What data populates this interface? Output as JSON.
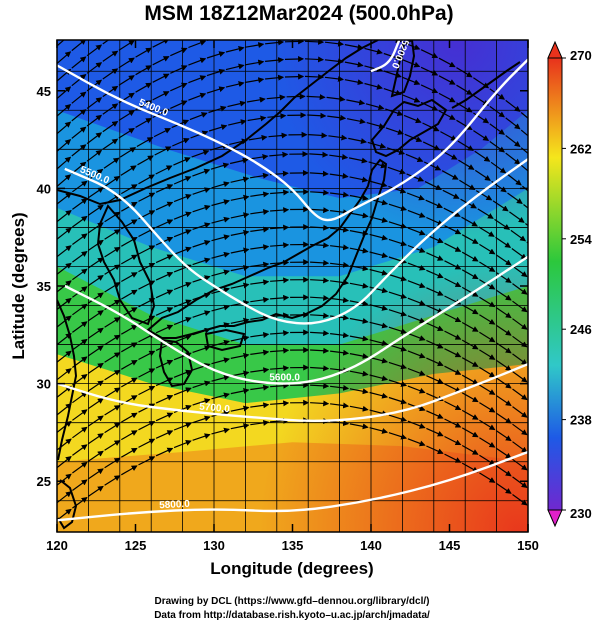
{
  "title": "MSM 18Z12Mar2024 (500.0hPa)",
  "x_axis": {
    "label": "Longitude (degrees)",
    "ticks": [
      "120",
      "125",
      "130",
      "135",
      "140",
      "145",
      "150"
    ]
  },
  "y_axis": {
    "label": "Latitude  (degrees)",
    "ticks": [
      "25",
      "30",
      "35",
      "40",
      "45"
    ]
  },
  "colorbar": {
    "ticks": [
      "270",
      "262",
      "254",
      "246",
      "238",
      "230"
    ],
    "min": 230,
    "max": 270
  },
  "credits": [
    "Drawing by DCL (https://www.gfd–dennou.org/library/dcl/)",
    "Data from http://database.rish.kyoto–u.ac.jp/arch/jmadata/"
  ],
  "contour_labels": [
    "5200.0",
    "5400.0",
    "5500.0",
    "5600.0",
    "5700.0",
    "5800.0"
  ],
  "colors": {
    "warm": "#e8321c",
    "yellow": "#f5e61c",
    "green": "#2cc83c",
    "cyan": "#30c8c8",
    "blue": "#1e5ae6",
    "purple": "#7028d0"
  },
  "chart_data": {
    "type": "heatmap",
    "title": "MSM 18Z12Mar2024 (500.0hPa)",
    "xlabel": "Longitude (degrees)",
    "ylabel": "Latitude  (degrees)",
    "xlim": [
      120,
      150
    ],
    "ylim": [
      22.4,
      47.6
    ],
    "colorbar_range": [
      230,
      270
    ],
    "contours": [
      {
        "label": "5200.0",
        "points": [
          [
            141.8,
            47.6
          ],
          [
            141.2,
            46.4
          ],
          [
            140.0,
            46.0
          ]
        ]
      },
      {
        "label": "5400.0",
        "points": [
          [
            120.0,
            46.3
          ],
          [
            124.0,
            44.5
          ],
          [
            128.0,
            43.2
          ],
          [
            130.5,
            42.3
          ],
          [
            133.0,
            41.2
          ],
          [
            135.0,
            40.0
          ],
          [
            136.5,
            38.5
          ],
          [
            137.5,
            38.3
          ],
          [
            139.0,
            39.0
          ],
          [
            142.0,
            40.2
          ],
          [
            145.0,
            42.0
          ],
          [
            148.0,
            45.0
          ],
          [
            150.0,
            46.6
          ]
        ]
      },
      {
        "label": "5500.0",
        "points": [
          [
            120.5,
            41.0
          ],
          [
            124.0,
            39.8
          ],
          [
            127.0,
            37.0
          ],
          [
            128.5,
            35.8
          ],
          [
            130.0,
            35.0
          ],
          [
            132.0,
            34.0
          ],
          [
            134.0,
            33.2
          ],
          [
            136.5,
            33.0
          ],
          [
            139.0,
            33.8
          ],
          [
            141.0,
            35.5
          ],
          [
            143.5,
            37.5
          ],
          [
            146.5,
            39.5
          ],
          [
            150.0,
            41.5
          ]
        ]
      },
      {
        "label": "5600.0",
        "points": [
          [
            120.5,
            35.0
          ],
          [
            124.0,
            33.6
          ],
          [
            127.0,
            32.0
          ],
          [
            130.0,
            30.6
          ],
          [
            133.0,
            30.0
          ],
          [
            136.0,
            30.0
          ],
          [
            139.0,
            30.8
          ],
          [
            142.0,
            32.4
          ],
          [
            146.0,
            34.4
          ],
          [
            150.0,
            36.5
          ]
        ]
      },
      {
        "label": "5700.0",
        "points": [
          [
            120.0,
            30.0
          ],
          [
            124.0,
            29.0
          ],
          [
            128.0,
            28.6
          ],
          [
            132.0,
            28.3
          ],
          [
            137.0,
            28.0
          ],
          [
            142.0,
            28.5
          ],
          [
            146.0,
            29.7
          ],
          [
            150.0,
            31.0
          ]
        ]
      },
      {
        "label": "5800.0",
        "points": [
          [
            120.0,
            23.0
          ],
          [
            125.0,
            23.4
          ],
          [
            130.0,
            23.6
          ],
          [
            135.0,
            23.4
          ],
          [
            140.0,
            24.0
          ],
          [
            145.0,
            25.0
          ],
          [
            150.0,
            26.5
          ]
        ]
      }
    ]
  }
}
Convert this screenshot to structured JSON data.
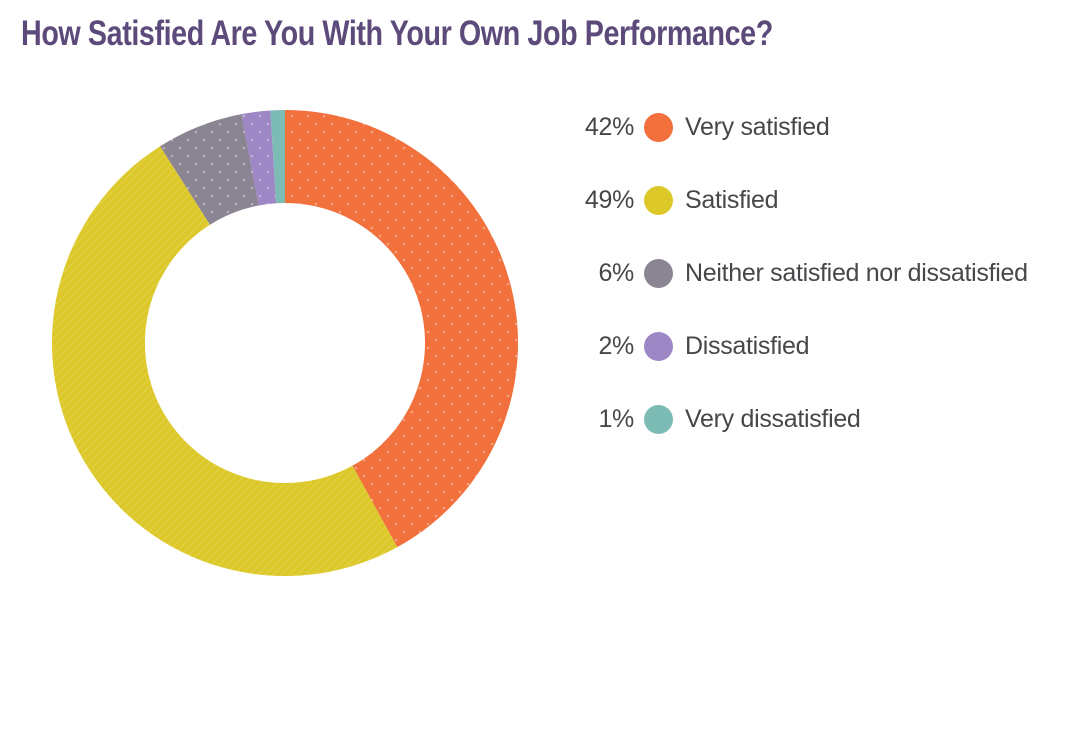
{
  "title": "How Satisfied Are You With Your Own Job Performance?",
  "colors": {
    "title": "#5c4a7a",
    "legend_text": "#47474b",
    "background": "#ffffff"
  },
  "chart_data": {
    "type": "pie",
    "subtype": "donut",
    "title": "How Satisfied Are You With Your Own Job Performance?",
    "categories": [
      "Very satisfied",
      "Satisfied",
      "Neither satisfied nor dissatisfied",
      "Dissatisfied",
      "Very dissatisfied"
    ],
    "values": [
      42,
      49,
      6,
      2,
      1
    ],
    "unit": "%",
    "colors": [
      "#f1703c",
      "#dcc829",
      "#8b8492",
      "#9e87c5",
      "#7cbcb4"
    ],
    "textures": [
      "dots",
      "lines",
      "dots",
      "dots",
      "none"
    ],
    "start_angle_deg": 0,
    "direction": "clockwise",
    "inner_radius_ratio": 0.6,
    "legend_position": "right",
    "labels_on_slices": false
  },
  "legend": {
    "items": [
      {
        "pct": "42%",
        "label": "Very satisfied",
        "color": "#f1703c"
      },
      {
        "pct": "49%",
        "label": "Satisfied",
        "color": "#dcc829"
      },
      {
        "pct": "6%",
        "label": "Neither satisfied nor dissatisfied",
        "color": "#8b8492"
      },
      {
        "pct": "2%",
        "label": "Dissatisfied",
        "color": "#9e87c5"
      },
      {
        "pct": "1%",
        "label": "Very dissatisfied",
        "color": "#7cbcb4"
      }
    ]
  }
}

##########

Word for word, quote the full listing, omitting every picture.

• Task output:
What data populates this interface? Output as JSON.
{
  "title": "MSM 18Z12Mar2024 (500.0hPa)",
  "x_axis": {
    "label": "Longitude (degrees)",
    "ticks": [
      "120",
      "125",
      "130",
      "135",
      "140",
      "145",
      "150"
    ]
  },
  "y_axis": {
    "label": "Latitude  (degrees)",
    "ticks": [
      "25",
      "30",
      "35",
      "40",
      "45"
    ]
  },
  "colorbar": {
    "ticks": [
      "270",
      "262",
      "254",
      "246",
      "238",
      "230"
    ],
    "min": 230,
    "max": 270
  },
  "credits": [
    "Drawing by DCL (https://www.gfd–dennou.org/library/dcl/)",
    "Data from http://database.rish.kyoto–u.ac.jp/arch/jmadata/"
  ],
  "contour_labels": [
    "5200.0",
    "5400.0",
    "5500.0",
    "5600.0",
    "5700.0",
    "5800.0"
  ],
  "colors": {
    "warm": "#e8321c",
    "yellow": "#f5e61c",
    "green": "#2cc83c",
    "cyan": "#30c8c8",
    "blue": "#1e5ae6",
    "purple": "#7028d0"
  },
  "chart_data": {
    "type": "heatmap",
    "title": "MSM 18Z12Mar2024 (500.0hPa)",
    "xlabel": "Longitude (degrees)",
    "ylabel": "Latitude  (degrees)",
    "xlim": [
      120,
      150
    ],
    "ylim": [
      22.4,
      47.6
    ],
    "colorbar_range": [
      230,
      270
    ],
    "contours": [
      {
        "label": "5200.0",
        "points": [
          [
            141.8,
            47.6
          ],
          [
            141.2,
            46.4
          ],
          [
            140.0,
            46.0
          ]
        ]
      },
      {
        "label": "5400.0",
        "points": [
          [
            120.0,
            46.3
          ],
          [
            124.0,
            44.5
          ],
          [
            128.0,
            43.2
          ],
          [
            130.5,
            42.3
          ],
          [
            133.0,
            41.2
          ],
          [
            135.0,
            40.0
          ],
          [
            136.5,
            38.5
          ],
          [
            137.5,
            38.3
          ],
          [
            139.0,
            39.0
          ],
          [
            142.0,
            40.2
          ],
          [
            145.0,
            42.0
          ],
          [
            148.0,
            45.0
          ],
          [
            150.0,
            46.6
          ]
        ]
      },
      {
        "label": "5500.0",
        "points": [
          [
            120.5,
            41.0
          ],
          [
            124.0,
            39.8
          ],
          [
            127.0,
            37.0
          ],
          [
            128.5,
            35.8
          ],
          [
            130.0,
            35.0
          ],
          [
            132.0,
            34.0
          ],
          [
            134.0,
            33.2
          ],
          [
            136.5,
            33.0
          ],
          [
            139.0,
            33.8
          ],
          [
            141.0,
            35.5
          ],
          [
            143.5,
            37.5
          ],
          [
            146.5,
            39.5
          ],
          [
            150.0,
            41.5
          ]
        ]
      },
      {
        "label": "5600.0",
        "points": [
          [
            120.5,
            35.0
          ],
          [
            124.0,
            33.6
          ],
          [
            127.0,
            32.0
          ],
          [
            130.0,
            30.6
          ],
          [
            133.0,
            30.0
          ],
          [
            136.0,
            30.0
          ],
          [
            139.0,
            30.8
          ],
          [
            142.0,
            32.4
          ],
          [
            146.0,
            34.4
          ],
          [
            150.0,
            36.5
          ]
        ]
      },
      {
        "label": "5700.0",
        "points": [
          [
            120.0,
            30.0
          ],
          [
            124.0,
            29.0
          ],
          [
            128.0,
            28.6
          ],
          [
            132.0,
            28.3
          ],
          [
            137.0,
            28.0
          ],
          [
            142.0,
            28.5
          ],
          [
            146.0,
            29.7
          ],
          [
            150.0,
            31.0
          ]
        ]
      },
      {
        "label": "5800.0",
        "points": [
          [
            120.0,
            23.0
          ],
          [
            125.0,
            23.4
          ],
          [
            130.0,
            23.6
          ],
          [
            135.0,
            23.4
          ],
          [
            140.0,
            24.0
          ],
          [
            145.0,
            25.0
          ],
          [
            150.0,
            26.5
          ]
        ]
      }
    ]
  }
}
Convert this screenshot to structured JSON data.
{
  "title": "How Satisfied Are You With Your Own Job Performance?",
  "colors": {
    "title": "#5c4a7a",
    "legend_text": "#47474b",
    "background": "#ffffff"
  },
  "chart_data": {
    "type": "pie",
    "subtype": "donut",
    "title": "How Satisfied Are You With Your Own Job Performance?",
    "categories": [
      "Very satisfied",
      "Satisfied",
      "Neither satisfied nor dissatisfied",
      "Dissatisfied",
      "Very dissatisfied"
    ],
    "values": [
      42,
      49,
      6,
      2,
      1
    ],
    "unit": "%",
    "colors": [
      "#f1703c",
      "#dcc829",
      "#8b8492",
      "#9e87c5",
      "#7cbcb4"
    ],
    "textures": [
      "dots",
      "lines",
      "dots",
      "dots",
      "none"
    ],
    "start_angle_deg": 0,
    "direction": "clockwise",
    "inner_radius_ratio": 0.6,
    "legend_position": "right",
    "labels_on_slices": false
  },
  "legend": {
    "items": [
      {
        "pct": "42%",
        "label": "Very satisfied",
        "color": "#f1703c"
      },
      {
        "pct": "49%",
        "label": "Satisfied",
        "color": "#dcc829"
      },
      {
        "pct": "6%",
        "label": "Neither satisfied nor dissatisfied",
        "color": "#8b8492"
      },
      {
        "pct": "2%",
        "label": "Dissatisfied",
        "color": "#9e87c5"
      },
      {
        "pct": "1%",
        "label": "Very dissatisfied",
        "color": "#7cbcb4"
      }
    ]
  }
}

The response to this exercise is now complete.